### DIRECTIONS FOR THIS TASK:
Every line holding the word "中心线长度" counts once. Give the total, nothing more.

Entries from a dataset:
--- Begin ---
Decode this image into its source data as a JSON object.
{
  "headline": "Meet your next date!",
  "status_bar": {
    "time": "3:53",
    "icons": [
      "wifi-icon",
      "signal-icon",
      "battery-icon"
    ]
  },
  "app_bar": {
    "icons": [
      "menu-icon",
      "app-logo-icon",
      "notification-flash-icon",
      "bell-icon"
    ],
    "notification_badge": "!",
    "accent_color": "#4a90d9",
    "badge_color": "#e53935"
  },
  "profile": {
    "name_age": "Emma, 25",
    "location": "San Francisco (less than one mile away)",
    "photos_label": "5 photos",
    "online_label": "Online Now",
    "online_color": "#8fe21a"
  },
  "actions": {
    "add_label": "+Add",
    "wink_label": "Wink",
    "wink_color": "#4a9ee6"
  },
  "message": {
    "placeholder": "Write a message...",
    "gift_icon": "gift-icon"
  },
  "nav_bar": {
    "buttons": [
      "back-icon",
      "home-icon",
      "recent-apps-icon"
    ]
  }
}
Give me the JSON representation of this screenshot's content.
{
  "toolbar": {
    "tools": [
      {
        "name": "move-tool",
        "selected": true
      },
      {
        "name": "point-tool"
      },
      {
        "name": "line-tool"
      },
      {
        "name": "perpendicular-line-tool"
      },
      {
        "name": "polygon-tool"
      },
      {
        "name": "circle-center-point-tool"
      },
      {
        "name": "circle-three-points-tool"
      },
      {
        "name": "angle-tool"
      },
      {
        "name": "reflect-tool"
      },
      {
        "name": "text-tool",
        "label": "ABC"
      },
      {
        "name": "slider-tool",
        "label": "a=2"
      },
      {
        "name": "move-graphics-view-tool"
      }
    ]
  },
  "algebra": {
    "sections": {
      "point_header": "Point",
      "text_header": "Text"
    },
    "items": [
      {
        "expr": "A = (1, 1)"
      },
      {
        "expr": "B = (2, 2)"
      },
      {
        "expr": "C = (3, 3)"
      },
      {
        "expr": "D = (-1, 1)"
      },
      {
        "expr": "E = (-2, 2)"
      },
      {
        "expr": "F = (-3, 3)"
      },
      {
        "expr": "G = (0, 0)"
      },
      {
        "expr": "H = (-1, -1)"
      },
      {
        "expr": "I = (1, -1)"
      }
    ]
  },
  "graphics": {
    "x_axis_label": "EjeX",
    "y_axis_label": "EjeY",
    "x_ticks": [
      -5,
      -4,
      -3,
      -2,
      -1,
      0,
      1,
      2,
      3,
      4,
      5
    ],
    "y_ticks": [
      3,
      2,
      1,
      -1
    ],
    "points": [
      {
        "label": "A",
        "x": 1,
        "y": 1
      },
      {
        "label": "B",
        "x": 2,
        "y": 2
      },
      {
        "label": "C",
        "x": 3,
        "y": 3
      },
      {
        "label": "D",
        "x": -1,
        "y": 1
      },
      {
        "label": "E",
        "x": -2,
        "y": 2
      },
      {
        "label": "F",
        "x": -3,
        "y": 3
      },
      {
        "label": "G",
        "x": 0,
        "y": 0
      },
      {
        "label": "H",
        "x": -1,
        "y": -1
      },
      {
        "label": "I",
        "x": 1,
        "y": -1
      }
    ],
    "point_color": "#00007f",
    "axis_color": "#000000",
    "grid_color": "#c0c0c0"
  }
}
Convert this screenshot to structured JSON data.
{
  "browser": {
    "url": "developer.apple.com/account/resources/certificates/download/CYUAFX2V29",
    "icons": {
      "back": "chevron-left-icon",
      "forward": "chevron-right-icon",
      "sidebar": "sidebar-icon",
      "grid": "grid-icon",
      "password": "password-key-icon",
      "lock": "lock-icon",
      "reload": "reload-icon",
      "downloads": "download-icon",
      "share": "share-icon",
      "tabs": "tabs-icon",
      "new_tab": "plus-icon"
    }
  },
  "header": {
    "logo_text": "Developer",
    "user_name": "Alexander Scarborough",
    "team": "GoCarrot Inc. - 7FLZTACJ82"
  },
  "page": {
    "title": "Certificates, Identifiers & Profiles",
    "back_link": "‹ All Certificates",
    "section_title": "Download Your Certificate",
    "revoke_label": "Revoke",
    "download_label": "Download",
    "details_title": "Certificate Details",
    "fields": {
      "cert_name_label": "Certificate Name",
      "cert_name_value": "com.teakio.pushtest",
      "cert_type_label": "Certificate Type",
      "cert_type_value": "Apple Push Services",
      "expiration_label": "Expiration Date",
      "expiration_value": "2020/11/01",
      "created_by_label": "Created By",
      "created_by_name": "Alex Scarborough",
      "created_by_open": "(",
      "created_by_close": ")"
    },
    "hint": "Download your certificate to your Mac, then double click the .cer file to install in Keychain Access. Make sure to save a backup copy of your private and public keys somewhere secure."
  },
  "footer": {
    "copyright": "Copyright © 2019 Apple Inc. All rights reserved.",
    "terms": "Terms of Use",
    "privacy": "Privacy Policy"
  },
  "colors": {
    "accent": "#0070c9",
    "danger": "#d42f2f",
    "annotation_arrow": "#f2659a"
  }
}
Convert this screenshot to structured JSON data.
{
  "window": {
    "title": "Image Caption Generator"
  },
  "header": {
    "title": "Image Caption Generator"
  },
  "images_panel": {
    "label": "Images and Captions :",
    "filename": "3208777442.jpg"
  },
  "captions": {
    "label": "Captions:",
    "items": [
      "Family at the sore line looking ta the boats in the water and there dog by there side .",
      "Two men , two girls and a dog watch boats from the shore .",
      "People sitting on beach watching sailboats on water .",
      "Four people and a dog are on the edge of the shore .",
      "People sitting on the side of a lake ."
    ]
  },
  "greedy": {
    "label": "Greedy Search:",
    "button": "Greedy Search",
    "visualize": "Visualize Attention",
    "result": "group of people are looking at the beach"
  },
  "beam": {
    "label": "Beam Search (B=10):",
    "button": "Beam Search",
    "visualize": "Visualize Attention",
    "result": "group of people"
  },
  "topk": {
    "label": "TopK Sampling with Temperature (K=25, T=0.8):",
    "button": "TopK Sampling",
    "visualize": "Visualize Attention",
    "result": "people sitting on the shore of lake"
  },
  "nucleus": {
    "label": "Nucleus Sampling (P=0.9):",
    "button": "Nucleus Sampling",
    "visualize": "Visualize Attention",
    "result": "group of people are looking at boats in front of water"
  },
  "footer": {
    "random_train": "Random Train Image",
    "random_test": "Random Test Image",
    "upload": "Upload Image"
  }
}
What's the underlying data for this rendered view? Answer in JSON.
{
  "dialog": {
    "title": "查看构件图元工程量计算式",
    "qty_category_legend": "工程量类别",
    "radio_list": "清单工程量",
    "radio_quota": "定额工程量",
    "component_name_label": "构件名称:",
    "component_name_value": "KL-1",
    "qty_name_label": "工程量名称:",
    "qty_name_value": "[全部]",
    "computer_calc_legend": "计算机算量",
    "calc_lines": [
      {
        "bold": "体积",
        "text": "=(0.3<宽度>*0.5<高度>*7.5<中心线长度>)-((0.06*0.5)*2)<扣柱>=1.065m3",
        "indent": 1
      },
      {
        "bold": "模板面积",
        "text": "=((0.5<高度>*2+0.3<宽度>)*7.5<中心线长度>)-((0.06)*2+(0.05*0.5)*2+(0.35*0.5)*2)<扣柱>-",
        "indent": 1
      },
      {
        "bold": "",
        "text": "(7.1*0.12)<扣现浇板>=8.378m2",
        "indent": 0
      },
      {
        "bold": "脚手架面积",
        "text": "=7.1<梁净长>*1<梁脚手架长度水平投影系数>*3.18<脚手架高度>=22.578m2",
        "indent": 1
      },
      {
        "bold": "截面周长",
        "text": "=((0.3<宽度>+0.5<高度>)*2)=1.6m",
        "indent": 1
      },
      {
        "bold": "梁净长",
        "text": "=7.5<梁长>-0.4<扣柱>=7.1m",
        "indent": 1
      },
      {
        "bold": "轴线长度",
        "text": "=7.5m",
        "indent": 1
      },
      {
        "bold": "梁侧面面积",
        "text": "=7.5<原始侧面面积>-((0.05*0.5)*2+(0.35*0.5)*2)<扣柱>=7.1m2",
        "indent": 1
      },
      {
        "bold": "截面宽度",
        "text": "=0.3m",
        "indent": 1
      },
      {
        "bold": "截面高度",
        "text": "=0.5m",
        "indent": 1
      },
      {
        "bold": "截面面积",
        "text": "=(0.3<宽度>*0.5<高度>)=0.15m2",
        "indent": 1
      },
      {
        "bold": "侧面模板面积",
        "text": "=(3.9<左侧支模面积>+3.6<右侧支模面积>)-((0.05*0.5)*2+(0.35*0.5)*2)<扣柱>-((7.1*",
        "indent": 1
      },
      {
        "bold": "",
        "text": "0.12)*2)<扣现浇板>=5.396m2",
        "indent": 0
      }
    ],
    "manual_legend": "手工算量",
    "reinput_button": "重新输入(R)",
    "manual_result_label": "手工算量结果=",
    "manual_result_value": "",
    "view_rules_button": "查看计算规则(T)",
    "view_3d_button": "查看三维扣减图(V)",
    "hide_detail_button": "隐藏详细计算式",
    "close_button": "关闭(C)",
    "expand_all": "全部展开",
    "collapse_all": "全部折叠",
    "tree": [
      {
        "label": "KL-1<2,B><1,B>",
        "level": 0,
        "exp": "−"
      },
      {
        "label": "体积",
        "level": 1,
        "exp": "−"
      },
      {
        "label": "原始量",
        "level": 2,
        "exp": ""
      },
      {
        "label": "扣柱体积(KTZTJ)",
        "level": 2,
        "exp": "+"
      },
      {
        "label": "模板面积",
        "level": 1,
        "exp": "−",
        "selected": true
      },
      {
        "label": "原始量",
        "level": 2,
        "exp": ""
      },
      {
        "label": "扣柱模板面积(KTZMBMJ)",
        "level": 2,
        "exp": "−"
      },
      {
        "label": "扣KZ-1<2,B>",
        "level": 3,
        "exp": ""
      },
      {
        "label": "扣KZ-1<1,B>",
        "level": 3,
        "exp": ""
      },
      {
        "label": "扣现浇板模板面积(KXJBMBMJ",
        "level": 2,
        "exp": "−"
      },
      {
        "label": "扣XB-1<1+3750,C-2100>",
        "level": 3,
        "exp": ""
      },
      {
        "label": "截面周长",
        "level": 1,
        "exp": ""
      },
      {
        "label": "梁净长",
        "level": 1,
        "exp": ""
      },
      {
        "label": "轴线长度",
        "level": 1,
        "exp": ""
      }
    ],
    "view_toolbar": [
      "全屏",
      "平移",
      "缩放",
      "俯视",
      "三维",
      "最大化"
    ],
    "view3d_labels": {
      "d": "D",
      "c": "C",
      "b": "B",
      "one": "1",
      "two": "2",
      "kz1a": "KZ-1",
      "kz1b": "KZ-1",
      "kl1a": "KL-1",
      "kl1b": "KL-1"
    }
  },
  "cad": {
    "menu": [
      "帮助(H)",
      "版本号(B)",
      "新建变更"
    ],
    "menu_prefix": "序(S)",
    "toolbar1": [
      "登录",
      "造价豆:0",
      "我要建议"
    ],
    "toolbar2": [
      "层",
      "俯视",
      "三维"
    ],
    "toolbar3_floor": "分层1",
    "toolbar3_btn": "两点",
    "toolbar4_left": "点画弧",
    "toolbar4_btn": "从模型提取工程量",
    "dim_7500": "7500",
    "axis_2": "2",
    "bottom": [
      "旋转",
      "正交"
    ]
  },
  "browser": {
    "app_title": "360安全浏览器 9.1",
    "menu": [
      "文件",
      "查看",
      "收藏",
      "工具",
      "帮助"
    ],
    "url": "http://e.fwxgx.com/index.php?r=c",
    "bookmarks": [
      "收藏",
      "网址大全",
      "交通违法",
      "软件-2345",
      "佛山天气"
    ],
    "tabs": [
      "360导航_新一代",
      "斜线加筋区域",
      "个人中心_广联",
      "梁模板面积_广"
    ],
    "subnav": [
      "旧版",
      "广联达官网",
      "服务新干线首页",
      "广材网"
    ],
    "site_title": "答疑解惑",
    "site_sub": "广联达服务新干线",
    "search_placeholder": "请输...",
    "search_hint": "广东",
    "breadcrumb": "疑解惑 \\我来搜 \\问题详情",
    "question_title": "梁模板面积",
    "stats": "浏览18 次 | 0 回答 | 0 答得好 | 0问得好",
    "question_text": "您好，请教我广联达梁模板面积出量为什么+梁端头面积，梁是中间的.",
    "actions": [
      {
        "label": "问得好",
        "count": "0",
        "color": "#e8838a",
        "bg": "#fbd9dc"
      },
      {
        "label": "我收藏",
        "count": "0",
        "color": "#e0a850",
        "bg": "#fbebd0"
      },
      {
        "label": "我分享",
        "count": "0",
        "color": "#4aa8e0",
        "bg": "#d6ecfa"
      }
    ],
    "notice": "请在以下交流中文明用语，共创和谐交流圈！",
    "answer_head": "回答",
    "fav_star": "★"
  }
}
--- End ---
### SOLUTION TO THIS PROBLEM:
2